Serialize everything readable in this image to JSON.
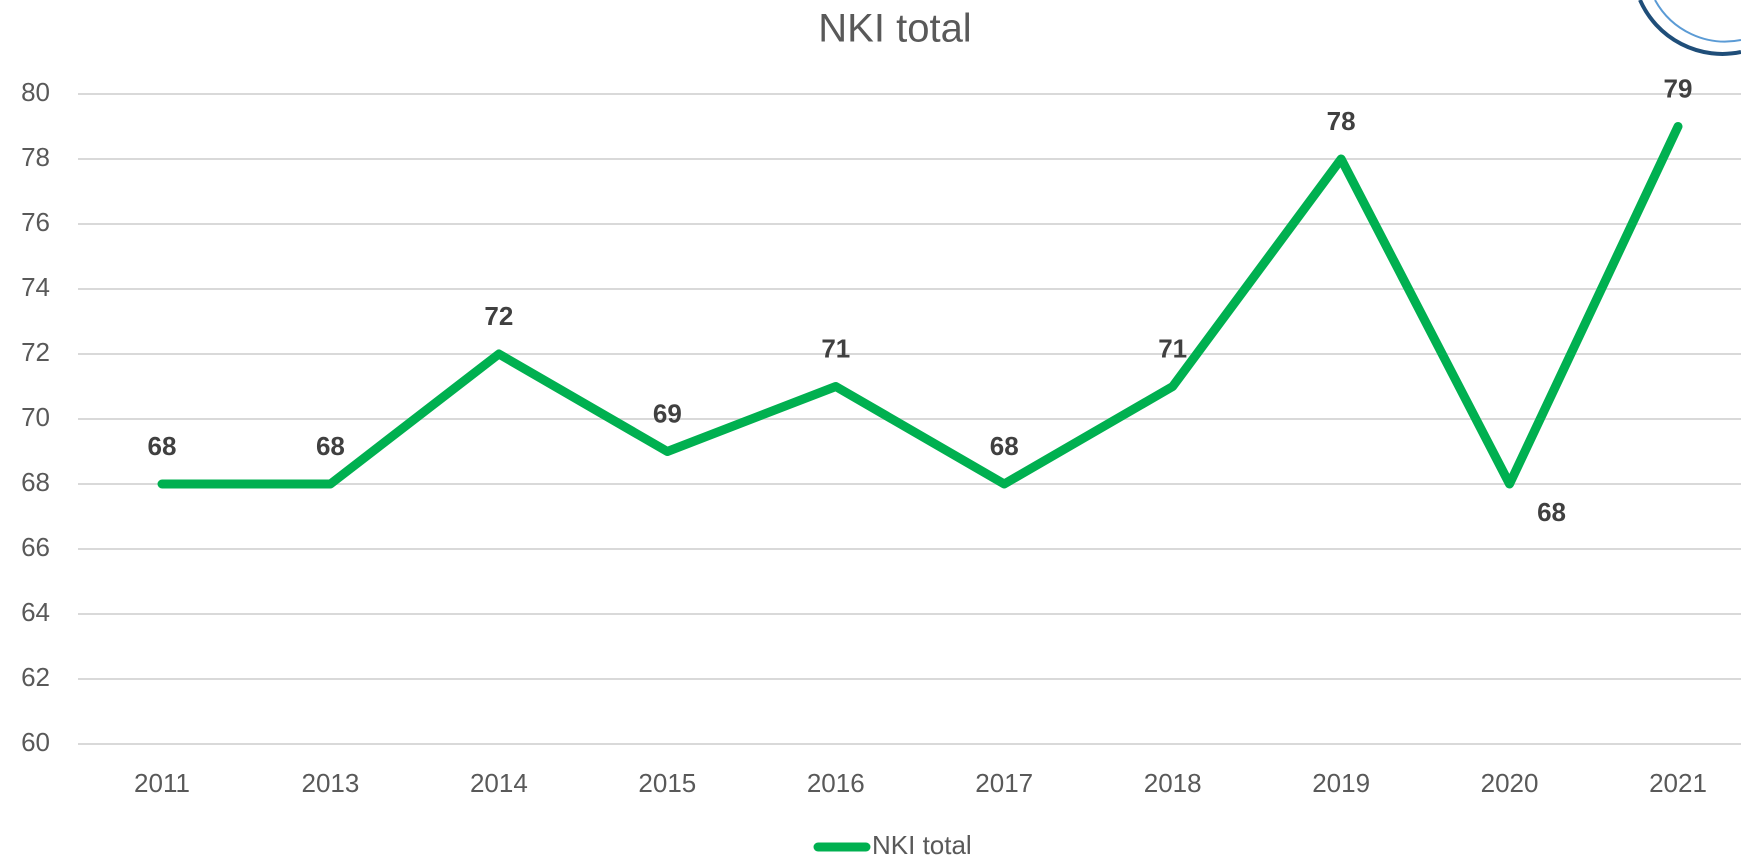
{
  "chart_data": {
    "type": "line",
    "title": "NKI total",
    "categories": [
      "2011",
      "2013",
      "2014",
      "2015",
      "2016",
      "2017",
      "2018",
      "2019",
      "2020",
      "2021"
    ],
    "series": [
      {
        "name": "NKI total",
        "color": "#00b050",
        "values": [
          68,
          68,
          72,
          69,
          71,
          68,
          71,
          78,
          68,
          79
        ]
      }
    ],
    "ylim": [
      60,
      80
    ],
    "yticks": [
      60,
      62,
      64,
      66,
      68,
      70,
      72,
      74,
      76,
      78,
      80
    ],
    "grid": true,
    "legend": "bottom"
  }
}
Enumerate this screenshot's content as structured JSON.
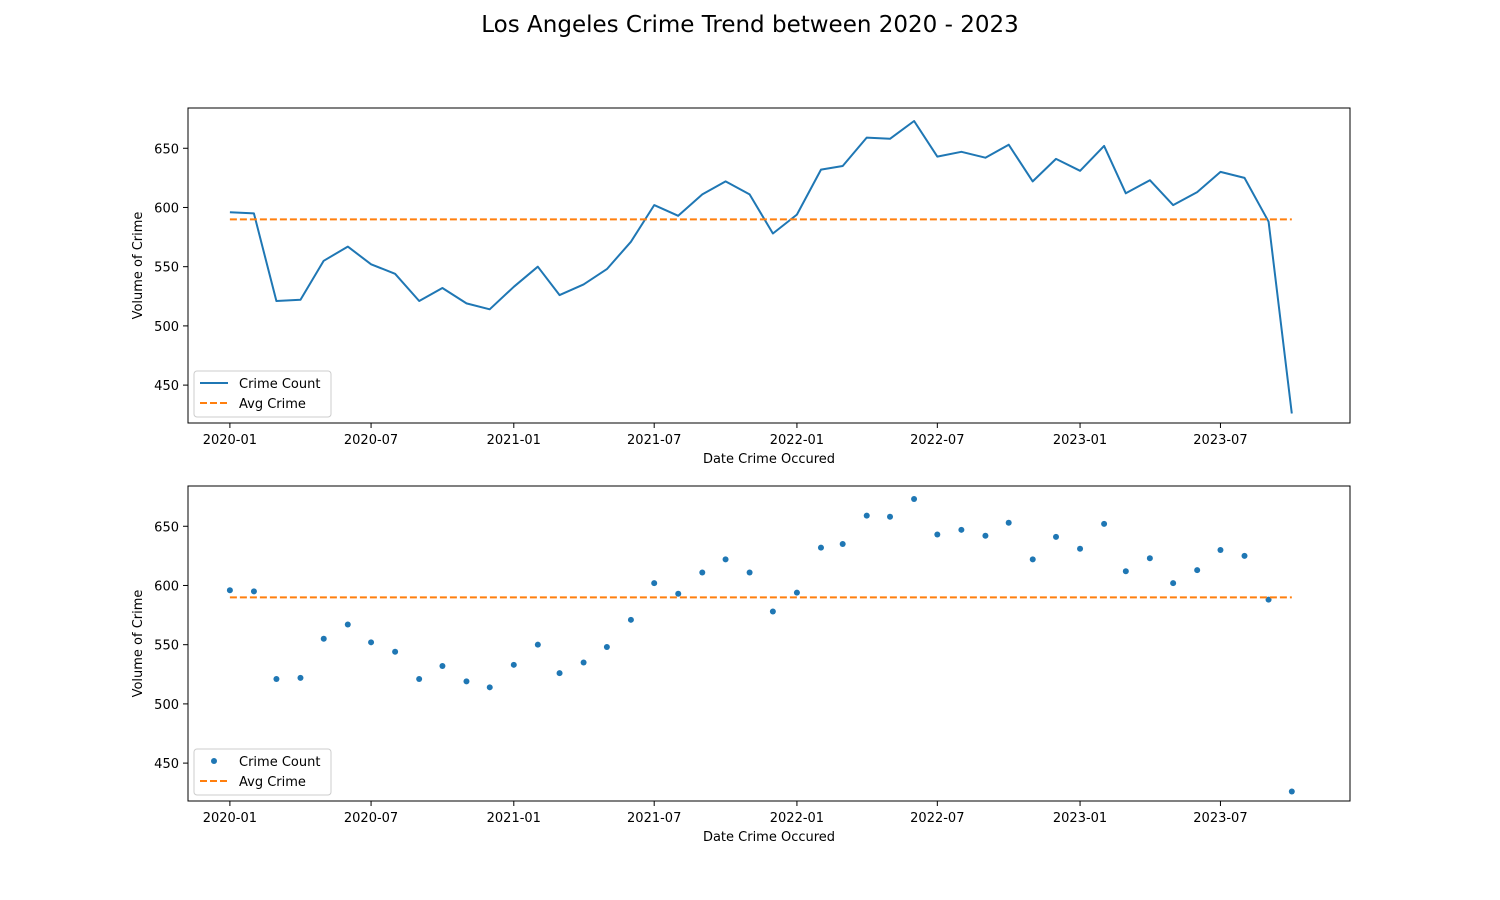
{
  "figure": {
    "title": "Los Angeles Crime Trend between 2020 - 2023"
  },
  "chart_data": [
    {
      "type": "line",
      "xlabel": "Date Crime Occured",
      "ylabel": "Volume of Crime",
      "x_tick_labels": [
        "2020-01",
        "2020-07",
        "2021-01",
        "2021-07",
        "2022-01",
        "2022-07",
        "2023-01",
        "2023-07"
      ],
      "y_ticks": [
        450,
        500,
        550,
        600,
        650
      ],
      "ylim": [
        418,
        684
      ],
      "xlim": [
        "2019-11-08",
        "2023-12-15"
      ],
      "legend": {
        "location": "lower-left",
        "entries": [
          "Crime Count",
          "Avg Crime"
        ]
      },
      "grid": false,
      "colors": {
        "crime_count": "#1f77b4",
        "avg_crime": "#ff7f0e"
      },
      "x": [
        "2020-01",
        "2020-02",
        "2020-03",
        "2020-04",
        "2020-05",
        "2020-06",
        "2020-07",
        "2020-08",
        "2020-09",
        "2020-10",
        "2020-11",
        "2020-12",
        "2021-01",
        "2021-02",
        "2021-03",
        "2021-04",
        "2021-05",
        "2021-06",
        "2021-07",
        "2021-08",
        "2021-09",
        "2021-10",
        "2021-11",
        "2021-12",
        "2022-01",
        "2022-02",
        "2022-03",
        "2022-04",
        "2022-05",
        "2022-06",
        "2022-07",
        "2022-08",
        "2022-09",
        "2022-10",
        "2022-11",
        "2022-12",
        "2023-01",
        "2023-02",
        "2023-03",
        "2023-04",
        "2023-05",
        "2023-06",
        "2023-07",
        "2023-08",
        "2023-09",
        "2023-10"
      ],
      "series": [
        {
          "name": "Crime Count",
          "style": "line",
          "values": [
            596,
            595,
            521,
            522,
            555,
            567,
            552,
            544,
            521,
            532,
            519,
            514,
            533,
            550,
            526,
            535,
            548,
            571,
            602,
            593,
            611,
            622,
            611,
            578,
            594,
            632,
            635,
            659,
            658,
            673,
            643,
            647,
            642,
            653,
            622,
            641,
            631,
            652,
            612,
            623,
            602,
            613,
            630,
            625,
            588,
            426
          ]
        },
        {
          "name": "Avg Crime",
          "style": "dashed",
          "constant": 590
        }
      ]
    },
    {
      "type": "scatter",
      "xlabel": "Date Crime Occured",
      "ylabel": "Volume of Crime",
      "x_tick_labels": [
        "2020-01",
        "2020-07",
        "2021-01",
        "2021-07",
        "2022-01",
        "2022-07",
        "2023-01",
        "2023-07"
      ],
      "y_ticks": [
        450,
        500,
        550,
        600,
        650
      ],
      "ylim": [
        418,
        684
      ],
      "xlim": [
        "2019-11-08",
        "2023-12-15"
      ],
      "legend": {
        "location": "lower-left",
        "entries": [
          "Crime Count",
          "Avg Crime"
        ]
      },
      "grid": false,
      "colors": {
        "crime_count": "#1f77b4",
        "avg_crime": "#ff7f0e"
      },
      "x": [
        "2020-01",
        "2020-02",
        "2020-03",
        "2020-04",
        "2020-05",
        "2020-06",
        "2020-07",
        "2020-08",
        "2020-09",
        "2020-10",
        "2020-11",
        "2020-12",
        "2021-01",
        "2021-02",
        "2021-03",
        "2021-04",
        "2021-05",
        "2021-06",
        "2021-07",
        "2021-08",
        "2021-09",
        "2021-10",
        "2021-11",
        "2021-12",
        "2022-01",
        "2022-02",
        "2022-03",
        "2022-04",
        "2022-05",
        "2022-06",
        "2022-07",
        "2022-08",
        "2022-09",
        "2022-10",
        "2022-11",
        "2022-12",
        "2023-01",
        "2023-02",
        "2023-03",
        "2023-04",
        "2023-05",
        "2023-06",
        "2023-07",
        "2023-08",
        "2023-09",
        "2023-10"
      ],
      "series": [
        {
          "name": "Crime Count",
          "style": "points",
          "values": [
            596,
            595,
            521,
            522,
            555,
            567,
            552,
            544,
            521,
            532,
            519,
            514,
            533,
            550,
            526,
            535,
            548,
            571,
            602,
            593,
            611,
            622,
            611,
            578,
            594,
            632,
            635,
            659,
            658,
            673,
            643,
            647,
            642,
            653,
            622,
            641,
            631,
            652,
            612,
            623,
            602,
            613,
            630,
            625,
            588,
            426
          ]
        },
        {
          "name": "Avg Crime",
          "style": "dashed",
          "constant": 590
        }
      ]
    }
  ]
}
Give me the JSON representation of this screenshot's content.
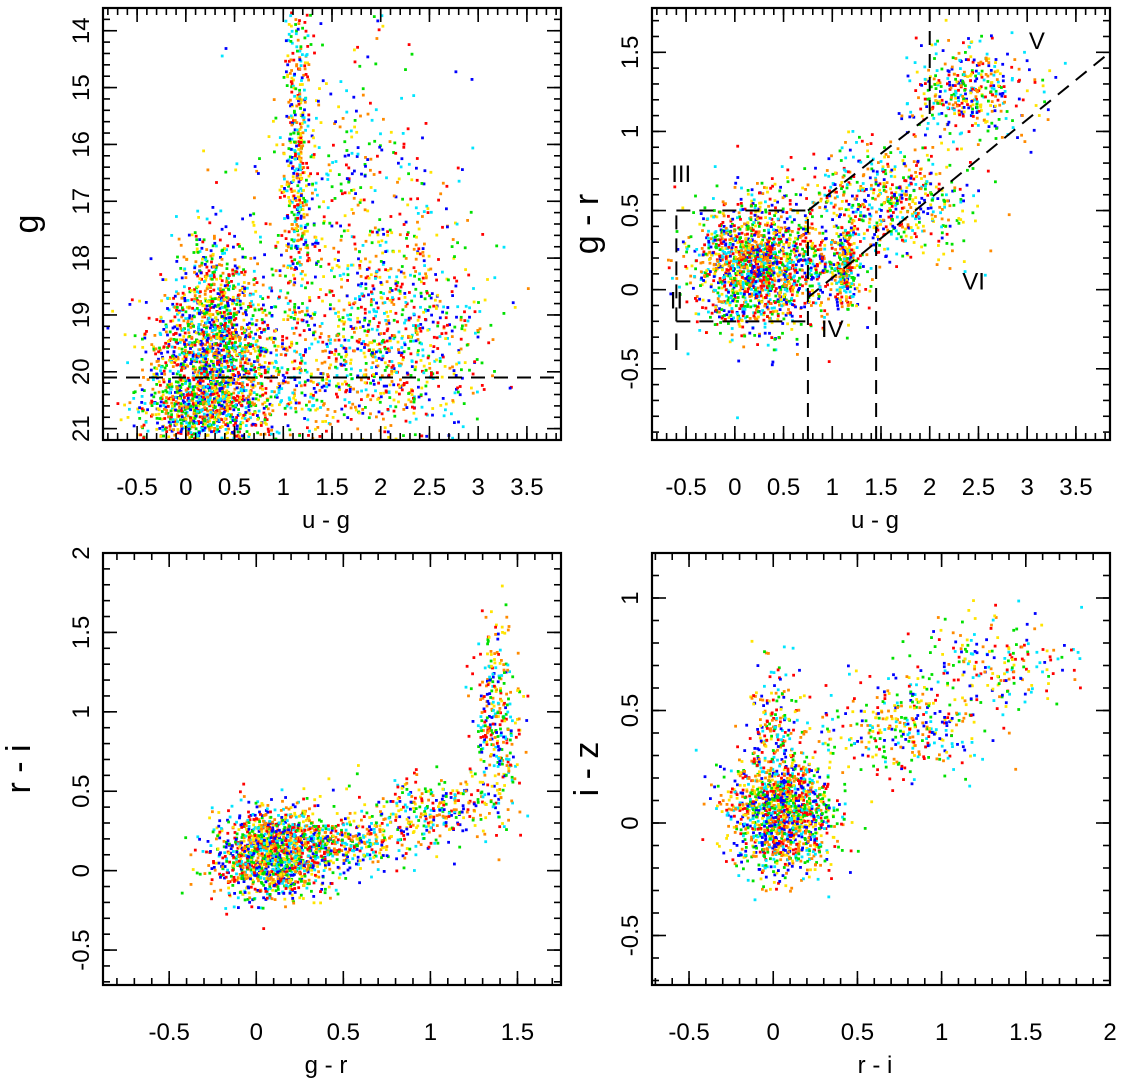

——————

Repeat each record exactly as shown above, dropping all images.

Serialize everything readable in this image to JSON.
{
  "chart_data": {
    "type": "line",
    "title": "NKI total",
    "categories": [
      "2011",
      "2013",
      "2014",
      "2015",
      "2016",
      "2017",
      "2018",
      "2019",
      "2020",
      "2021"
    ],
    "series": [
      {
        "name": "NKI total",
        "color": "#00b050",
        "values": [
          68,
          68,
          72,
          69,
          71,
          68,
          71,
          78,
          68,
          79
        ]
      }
    ],
    "ylim": [
      60,
      80
    ],
    "yticks": [
      60,
      62,
      64,
      66,
      68,
      70,
      72,
      74,
      76,
      78,
      80
    ],
    "grid": true,
    "legend": "bottom"
  }
}
Enumerate this screenshot's content as structured JSON.
{
  "figure": {
    "title": "Los Angeles Crime Trend between 2020 - 2023"
  },
  "chart_data": [
    {
      "type": "line",
      "xlabel": "Date Crime Occured",
      "ylabel": "Volume of Crime",
      "x_tick_labels": [
        "2020-01",
        "2020-07",
        "2021-01",
        "2021-07",
        "2022-01",
        "2022-07",
        "2023-01",
        "2023-07"
      ],
      "y_ticks": [
        450,
        500,
        550,
        600,
        650
      ],
      "ylim": [
        418,
        684
      ],
      "xlim": [
        "2019-11-08",
        "2023-12-15"
      ],
      "legend": {
        "location": "lower-left",
        "entries": [
          "Crime Count",
          "Avg Crime"
        ]
      },
      "grid": false,
      "colors": {
        "crime_count": "#1f77b4",
        "avg_crime": "#ff7f0e"
      },
      "x": [
        "2020-01",
        "2020-02",
        "2020-03",
        "2020-04",
        "2020-05",
        "2020-06",
        "2020-07",
        "2020-08",
        "2020-09",
        "2020-10",
        "2020-11",
        "2020-12",
        "2021-01",
        "2021-02",
        "2021-03",
        "2021-04",
        "2021-05",
        "2021-06",
        "2021-07",
        "2021-08",
        "2021-09",
        "2021-10",
        "2021-11",
        "2021-12",
        "2022-01",
        "2022-02",
        "2022-03",
        "2022-04",
        "2022-05",
        "2022-06",
        "2022-07",
        "2022-08",
        "2022-09",
        "2022-10",
        "2022-11",
        "2022-12",
        "2023-01",
        "2023-02",
        "2023-03",
        "2023-04",
        "2023-05",
        "2023-06",
        "2023-07",
        "2023-08",
        "2023-09",
        "2023-10"
      ],
      "series": [
        {
          "name": "Crime Count",
          "style": "line",
          "values": [
            596,
            595,
            521,
            522,
            555,
            567,
            552,
            544,
            521,
            532,
            519,
            514,
            533,
            550,
            526,
            535,
            548,
            571,
            602,
            593,
            611,
            622,
            611,
            578,
            594,
            632,
            635,
            659,
            658,
            673,
            643,
            647,
            642,
            653,
            622,
            641,
            631,
            652,
            612,
            623,
            602,
            613,
            630,
            625,
            588,
            426
          ]
        },
        {
          "name": "Avg Crime",
          "style": "dashed",
          "constant": 590
        }
      ]
    },
    {
      "type": "scatter",
      "xlabel": "Date Crime Occured",
      "ylabel": "Volume of Crime",
      "x_tick_labels": [
        "2020-01",
        "2020-07",
        "2021-01",
        "2021-07",
        "2022-01",
        "2022-07",
        "2023-01",
        "2023-07"
      ],
      "y_ticks": [
        450,
        500,
        550,
        600,
        650
      ],
      "ylim": [
        418,
        684
      ],
      "xlim": [
        "2019-11-08",
        "2023-12-15"
      ],
      "legend": {
        "location": "lower-left",
        "entries": [
          "Crime Count",
          "Avg Crime"
        ]
      },
      "grid": false,
      "colors": {
        "crime_count": "#1f77b4",
        "avg_crime": "#ff7f0e"
      },
      "x": [
        "2020-01",
        "2020-02",
        "2020-03",
        "2020-04",
        "2020-05",
        "2020-06",
        "2020-07",
        "2020-08",
        "2020-09",
        "2020-10",
        "2020-11",
        "2020-12",
        "2021-01",
        "2021-02",
        "2021-03",
        "2021-04",
        "2021-05",
        "2021-06",
        "2021-07",
        "2021-08",
        "2021-09",
        "2021-10",
        "2021-11",
        "2021-12",
        "2022-01",
        "2022-02",
        "2022-03",
        "2022-04",
        "2022-05",
        "2022-06",
        "2022-07",
        "2022-08",
        "2022-09",
        "2022-10",
        "2022-11",
        "2022-12",
        "2023-01",
        "2023-02",
        "2023-03",
        "2023-04",
        "2023-05",
        "2023-06",
        "2023-07",
        "2023-08",
        "2023-09",
        "2023-10"
      ],
      "series": [
        {
          "name": "Crime Count",
          "style": "points",
          "values": [
            596,
            595,
            521,
            522,
            555,
            567,
            552,
            544,
            521,
            532,
            519,
            514,
            533,
            550,
            526,
            535,
            548,
            571,
            602,
            593,
            611,
            622,
            611,
            578,
            594,
            632,
            635,
            659,
            658,
            673,
            643,
            647,
            642,
            653,
            622,
            641,
            631,
            652,
            612,
            623,
            602,
            613,
            630,
            625,
            588,
            426
          ]
        },
        {
          "name": "Avg Crime",
          "style": "dashed",
          "constant": 590
        }
      ]
    }
  ]
}
Give me the JSON representation of this screenshot's content.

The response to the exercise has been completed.